▶ TASK GOAL:
Find each line with "Tank" and copy it.

• • • • • • •

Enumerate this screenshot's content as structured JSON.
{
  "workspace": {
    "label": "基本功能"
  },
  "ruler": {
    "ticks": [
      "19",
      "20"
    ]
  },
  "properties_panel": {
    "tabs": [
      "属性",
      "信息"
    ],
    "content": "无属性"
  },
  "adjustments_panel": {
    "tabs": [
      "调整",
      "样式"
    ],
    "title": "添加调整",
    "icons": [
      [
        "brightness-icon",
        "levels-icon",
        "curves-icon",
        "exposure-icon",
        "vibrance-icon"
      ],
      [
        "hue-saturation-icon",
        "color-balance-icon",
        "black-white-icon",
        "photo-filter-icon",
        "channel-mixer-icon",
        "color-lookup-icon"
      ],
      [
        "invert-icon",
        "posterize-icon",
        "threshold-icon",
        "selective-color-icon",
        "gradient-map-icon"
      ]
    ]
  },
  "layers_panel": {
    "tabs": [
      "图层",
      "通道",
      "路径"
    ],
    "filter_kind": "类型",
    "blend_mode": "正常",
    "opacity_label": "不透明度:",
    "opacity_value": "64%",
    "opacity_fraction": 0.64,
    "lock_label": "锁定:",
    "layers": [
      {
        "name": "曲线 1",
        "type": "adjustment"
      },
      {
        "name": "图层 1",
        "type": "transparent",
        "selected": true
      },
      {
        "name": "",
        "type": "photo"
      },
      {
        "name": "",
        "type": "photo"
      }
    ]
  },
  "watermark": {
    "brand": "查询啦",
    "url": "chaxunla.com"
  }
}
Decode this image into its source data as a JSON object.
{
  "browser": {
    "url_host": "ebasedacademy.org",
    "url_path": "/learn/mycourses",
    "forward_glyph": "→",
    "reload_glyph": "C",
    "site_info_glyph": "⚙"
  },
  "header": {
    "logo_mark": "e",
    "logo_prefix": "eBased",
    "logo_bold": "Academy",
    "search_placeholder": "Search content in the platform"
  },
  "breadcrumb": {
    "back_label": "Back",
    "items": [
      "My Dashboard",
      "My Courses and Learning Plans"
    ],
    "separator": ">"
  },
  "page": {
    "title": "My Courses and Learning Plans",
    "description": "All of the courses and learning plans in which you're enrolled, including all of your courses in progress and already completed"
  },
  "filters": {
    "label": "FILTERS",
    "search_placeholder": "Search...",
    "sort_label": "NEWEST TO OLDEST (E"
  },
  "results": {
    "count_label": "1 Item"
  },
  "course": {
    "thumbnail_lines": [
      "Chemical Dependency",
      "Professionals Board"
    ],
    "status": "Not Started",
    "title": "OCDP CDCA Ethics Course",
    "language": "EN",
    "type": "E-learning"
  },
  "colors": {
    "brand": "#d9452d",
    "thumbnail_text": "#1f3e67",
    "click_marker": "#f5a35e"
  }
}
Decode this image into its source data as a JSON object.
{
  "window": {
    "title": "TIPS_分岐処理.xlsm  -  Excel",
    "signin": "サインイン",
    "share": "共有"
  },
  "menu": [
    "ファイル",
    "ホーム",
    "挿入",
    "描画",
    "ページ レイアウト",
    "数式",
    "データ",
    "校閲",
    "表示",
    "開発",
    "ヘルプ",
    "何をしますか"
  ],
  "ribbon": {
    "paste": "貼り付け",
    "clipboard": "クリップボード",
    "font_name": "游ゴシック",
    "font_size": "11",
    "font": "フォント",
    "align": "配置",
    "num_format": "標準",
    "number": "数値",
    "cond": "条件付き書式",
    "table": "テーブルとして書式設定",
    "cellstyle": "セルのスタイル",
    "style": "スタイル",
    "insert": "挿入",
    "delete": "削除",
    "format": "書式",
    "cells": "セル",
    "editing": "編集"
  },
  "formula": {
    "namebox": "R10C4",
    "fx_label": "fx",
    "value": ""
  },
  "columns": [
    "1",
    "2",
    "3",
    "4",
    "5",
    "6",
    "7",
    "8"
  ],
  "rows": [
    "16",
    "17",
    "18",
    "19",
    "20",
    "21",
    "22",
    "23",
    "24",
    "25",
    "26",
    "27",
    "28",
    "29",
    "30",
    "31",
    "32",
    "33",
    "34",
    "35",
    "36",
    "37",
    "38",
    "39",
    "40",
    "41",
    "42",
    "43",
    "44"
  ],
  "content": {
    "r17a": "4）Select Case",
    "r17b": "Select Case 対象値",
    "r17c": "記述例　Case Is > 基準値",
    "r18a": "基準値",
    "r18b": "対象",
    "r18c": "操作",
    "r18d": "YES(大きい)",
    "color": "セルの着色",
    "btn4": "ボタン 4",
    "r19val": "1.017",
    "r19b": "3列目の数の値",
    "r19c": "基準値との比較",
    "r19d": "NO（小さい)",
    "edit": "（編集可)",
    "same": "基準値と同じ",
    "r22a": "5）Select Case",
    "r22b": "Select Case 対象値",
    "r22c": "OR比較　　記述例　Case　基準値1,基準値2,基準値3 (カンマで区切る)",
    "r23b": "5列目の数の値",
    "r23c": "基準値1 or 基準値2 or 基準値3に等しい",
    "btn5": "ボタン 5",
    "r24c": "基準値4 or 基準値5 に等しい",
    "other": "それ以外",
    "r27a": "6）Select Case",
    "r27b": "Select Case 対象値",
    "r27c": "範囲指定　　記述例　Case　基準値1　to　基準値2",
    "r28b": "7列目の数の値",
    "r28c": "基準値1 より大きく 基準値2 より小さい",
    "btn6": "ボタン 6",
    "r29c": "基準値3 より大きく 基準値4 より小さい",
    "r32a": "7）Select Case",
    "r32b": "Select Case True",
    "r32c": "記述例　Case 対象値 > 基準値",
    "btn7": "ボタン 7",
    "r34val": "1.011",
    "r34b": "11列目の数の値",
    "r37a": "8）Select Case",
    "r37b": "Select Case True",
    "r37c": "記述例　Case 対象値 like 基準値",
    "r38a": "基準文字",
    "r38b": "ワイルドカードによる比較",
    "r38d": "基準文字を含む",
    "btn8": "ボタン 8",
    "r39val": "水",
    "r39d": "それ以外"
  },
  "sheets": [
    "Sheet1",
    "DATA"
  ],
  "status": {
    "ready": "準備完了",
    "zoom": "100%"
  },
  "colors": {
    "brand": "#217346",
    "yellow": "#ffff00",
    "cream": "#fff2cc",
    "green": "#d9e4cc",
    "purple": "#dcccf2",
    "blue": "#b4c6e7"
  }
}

• • • • • • •

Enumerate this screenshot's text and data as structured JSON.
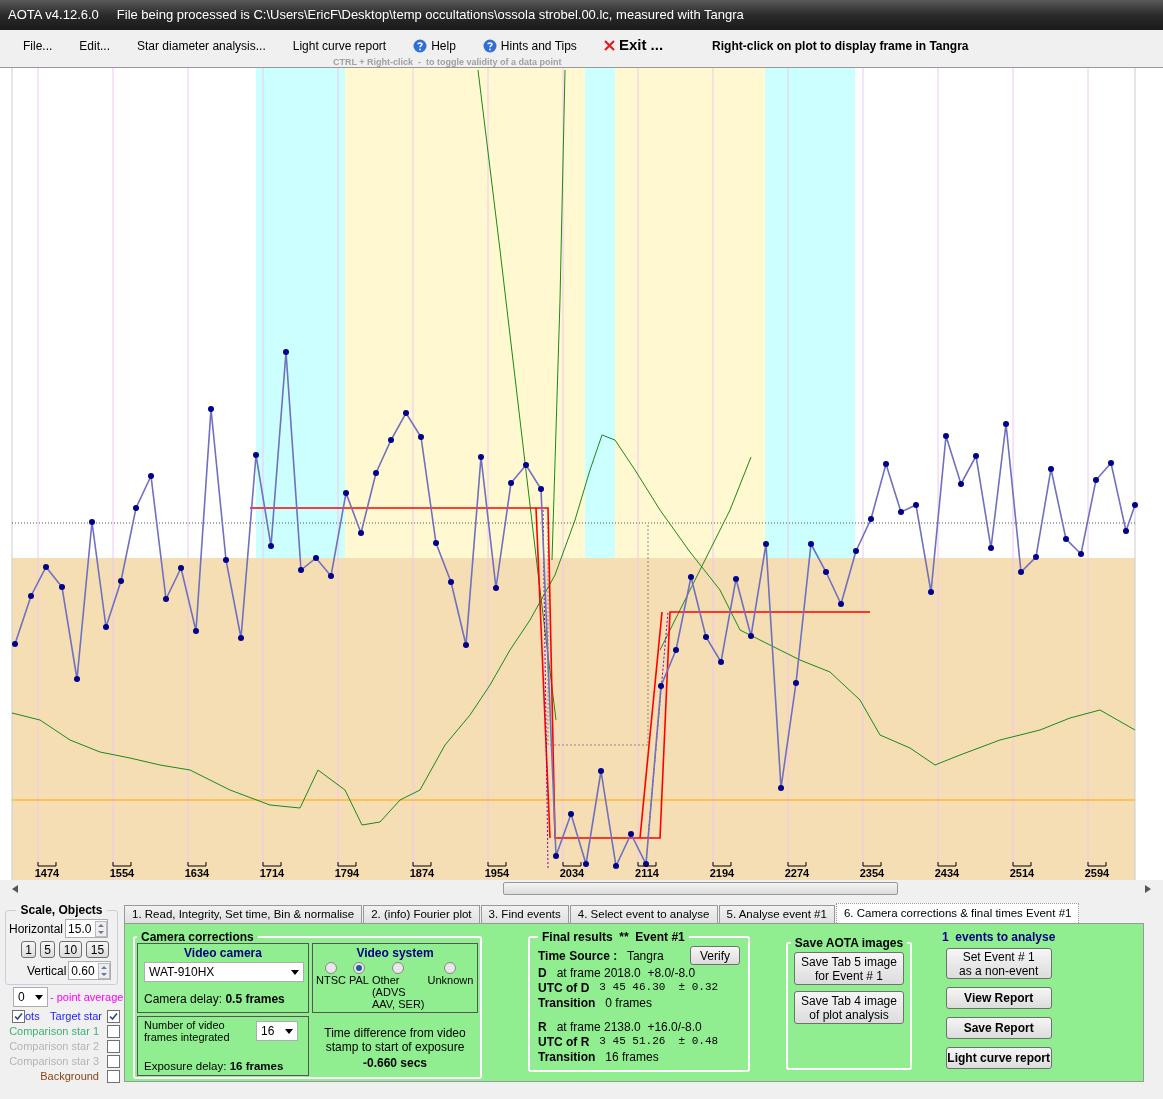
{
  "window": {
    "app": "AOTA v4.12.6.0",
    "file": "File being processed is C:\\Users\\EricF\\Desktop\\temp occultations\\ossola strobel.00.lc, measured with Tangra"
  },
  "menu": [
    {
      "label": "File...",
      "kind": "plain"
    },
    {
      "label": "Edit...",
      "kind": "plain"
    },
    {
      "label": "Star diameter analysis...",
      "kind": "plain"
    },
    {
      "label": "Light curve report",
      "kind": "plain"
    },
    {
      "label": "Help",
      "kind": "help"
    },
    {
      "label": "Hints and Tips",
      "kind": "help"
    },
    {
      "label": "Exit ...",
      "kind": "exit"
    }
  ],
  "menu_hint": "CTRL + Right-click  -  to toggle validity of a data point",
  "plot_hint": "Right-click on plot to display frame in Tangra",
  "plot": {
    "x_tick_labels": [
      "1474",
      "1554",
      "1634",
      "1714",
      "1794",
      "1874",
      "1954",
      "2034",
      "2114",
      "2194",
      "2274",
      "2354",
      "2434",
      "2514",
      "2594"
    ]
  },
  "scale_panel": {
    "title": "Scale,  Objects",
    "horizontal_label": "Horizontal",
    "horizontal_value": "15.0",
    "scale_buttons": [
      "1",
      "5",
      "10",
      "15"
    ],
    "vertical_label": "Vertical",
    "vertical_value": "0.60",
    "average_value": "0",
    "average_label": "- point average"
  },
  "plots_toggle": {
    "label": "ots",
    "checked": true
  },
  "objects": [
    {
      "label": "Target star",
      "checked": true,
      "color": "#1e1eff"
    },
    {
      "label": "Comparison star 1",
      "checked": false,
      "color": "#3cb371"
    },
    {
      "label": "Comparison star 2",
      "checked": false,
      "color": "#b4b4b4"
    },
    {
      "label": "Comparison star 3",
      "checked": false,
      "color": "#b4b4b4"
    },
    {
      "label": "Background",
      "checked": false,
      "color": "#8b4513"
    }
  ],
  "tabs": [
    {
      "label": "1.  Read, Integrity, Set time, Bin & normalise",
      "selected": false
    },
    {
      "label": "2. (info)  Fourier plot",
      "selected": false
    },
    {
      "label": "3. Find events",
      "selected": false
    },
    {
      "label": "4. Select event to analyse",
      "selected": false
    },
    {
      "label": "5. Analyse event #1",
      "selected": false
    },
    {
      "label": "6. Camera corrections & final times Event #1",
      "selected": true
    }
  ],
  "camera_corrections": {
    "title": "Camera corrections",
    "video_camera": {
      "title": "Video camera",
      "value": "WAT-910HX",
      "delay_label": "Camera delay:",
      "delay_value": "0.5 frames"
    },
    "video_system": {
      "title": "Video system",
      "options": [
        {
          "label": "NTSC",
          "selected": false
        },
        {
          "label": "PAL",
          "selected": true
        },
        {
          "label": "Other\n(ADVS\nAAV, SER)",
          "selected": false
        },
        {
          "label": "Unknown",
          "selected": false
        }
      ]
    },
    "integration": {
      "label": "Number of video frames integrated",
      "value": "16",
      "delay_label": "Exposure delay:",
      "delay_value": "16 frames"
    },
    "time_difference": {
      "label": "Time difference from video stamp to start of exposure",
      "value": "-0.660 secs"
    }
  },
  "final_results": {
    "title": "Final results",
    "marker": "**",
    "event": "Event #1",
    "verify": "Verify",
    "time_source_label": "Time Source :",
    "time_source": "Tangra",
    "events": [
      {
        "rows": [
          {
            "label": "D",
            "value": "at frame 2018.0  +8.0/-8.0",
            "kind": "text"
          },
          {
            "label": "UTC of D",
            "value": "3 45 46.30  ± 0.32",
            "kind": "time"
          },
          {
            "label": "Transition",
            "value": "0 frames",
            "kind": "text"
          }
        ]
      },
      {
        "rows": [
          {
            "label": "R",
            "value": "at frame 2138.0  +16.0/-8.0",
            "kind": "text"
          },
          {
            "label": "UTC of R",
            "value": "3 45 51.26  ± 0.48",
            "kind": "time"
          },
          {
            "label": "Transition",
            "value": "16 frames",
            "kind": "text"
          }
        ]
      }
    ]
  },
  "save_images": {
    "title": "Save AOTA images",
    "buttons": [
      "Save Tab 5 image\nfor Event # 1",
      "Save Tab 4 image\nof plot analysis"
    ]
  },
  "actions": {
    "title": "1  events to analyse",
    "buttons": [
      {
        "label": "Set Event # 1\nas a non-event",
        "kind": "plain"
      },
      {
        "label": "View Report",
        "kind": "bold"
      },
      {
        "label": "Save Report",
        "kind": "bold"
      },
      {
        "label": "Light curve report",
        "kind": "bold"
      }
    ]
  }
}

• • • • • • •

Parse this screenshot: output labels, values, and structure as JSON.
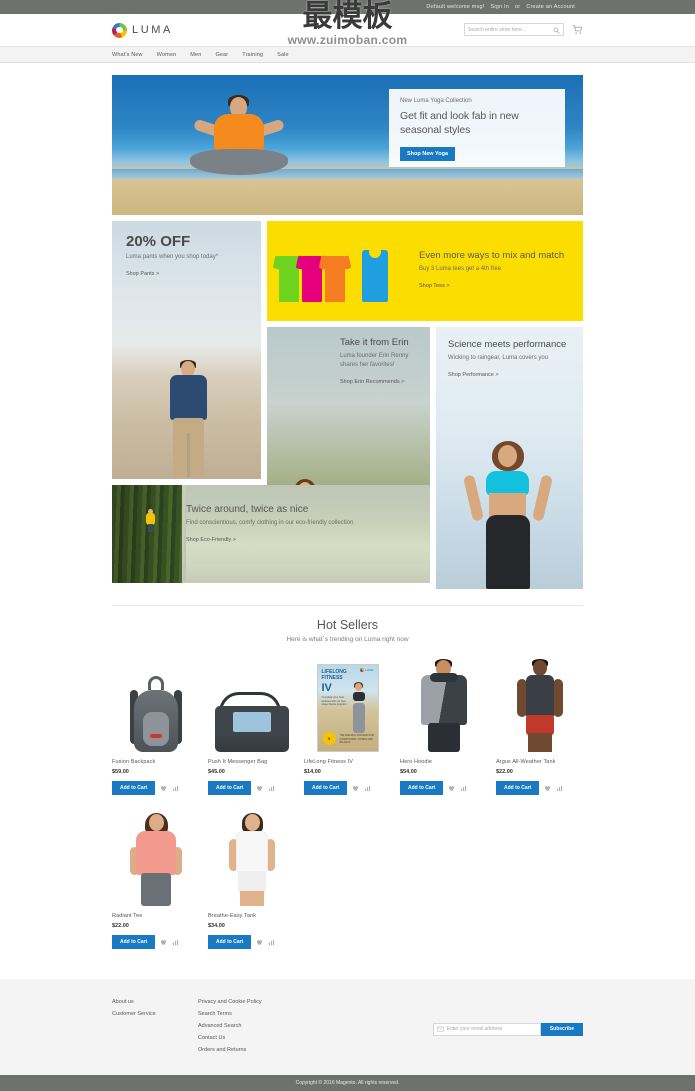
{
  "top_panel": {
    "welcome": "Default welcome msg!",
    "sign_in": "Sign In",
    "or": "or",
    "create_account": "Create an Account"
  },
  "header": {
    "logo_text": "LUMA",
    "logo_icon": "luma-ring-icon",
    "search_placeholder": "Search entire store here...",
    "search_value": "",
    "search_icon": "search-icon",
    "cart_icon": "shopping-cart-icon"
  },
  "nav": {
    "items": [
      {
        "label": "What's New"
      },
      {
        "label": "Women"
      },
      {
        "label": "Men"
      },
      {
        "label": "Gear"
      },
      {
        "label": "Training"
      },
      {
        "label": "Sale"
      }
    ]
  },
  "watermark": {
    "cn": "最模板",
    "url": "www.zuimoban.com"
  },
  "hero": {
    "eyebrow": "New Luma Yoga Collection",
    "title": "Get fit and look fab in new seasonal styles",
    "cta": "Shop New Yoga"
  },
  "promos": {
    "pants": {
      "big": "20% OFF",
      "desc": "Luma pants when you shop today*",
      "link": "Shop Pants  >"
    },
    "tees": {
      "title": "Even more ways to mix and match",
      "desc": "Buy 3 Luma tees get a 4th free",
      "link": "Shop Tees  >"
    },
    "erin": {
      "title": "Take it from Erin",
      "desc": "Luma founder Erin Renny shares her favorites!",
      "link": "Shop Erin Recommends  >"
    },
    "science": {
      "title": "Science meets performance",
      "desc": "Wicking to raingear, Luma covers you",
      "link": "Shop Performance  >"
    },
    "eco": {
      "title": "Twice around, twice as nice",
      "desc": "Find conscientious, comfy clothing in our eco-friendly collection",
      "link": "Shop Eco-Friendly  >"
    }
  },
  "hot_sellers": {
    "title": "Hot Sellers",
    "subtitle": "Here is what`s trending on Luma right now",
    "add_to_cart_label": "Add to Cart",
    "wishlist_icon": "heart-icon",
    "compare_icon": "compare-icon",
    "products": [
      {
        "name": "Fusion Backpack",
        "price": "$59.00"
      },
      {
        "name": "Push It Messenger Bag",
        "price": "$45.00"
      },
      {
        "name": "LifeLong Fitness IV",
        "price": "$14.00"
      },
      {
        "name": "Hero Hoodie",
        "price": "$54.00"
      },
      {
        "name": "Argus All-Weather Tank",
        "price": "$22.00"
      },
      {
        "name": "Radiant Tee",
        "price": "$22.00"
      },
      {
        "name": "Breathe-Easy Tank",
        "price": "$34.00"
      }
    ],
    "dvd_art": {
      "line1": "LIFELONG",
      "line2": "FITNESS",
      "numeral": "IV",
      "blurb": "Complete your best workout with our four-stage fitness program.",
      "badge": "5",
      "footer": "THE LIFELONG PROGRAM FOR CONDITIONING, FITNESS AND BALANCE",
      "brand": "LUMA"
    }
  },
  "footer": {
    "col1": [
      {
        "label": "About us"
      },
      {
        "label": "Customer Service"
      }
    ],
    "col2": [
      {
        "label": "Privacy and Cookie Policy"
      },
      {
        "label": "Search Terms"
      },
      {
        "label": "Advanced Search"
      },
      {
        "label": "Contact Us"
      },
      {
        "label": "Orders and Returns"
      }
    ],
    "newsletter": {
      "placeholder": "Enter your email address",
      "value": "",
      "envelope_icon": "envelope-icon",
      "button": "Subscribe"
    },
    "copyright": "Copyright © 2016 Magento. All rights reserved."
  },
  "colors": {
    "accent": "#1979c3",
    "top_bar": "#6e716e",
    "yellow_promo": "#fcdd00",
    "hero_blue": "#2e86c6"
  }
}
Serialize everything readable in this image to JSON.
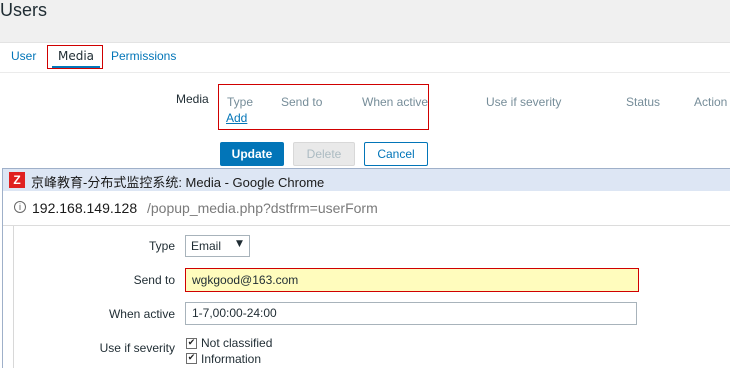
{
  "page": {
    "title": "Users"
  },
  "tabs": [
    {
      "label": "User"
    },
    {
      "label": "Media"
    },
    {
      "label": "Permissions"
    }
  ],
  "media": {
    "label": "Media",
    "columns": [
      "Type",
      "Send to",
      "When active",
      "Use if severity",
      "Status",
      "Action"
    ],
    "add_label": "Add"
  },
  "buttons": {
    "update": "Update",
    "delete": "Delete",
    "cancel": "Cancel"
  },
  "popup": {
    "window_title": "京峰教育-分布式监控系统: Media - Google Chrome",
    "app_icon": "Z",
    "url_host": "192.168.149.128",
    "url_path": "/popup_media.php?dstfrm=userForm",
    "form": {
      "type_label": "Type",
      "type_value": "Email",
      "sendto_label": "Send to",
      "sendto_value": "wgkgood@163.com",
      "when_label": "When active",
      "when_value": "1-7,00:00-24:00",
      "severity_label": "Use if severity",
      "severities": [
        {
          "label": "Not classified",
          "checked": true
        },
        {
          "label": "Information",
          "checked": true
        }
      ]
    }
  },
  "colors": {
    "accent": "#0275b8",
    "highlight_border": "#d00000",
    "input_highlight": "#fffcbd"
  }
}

• • • • • • •

▶ ANSWER TO THIS PROBLEM:
        "name": "Argus All-Weather Tank",
        "name": "Breathe-Easy Tank",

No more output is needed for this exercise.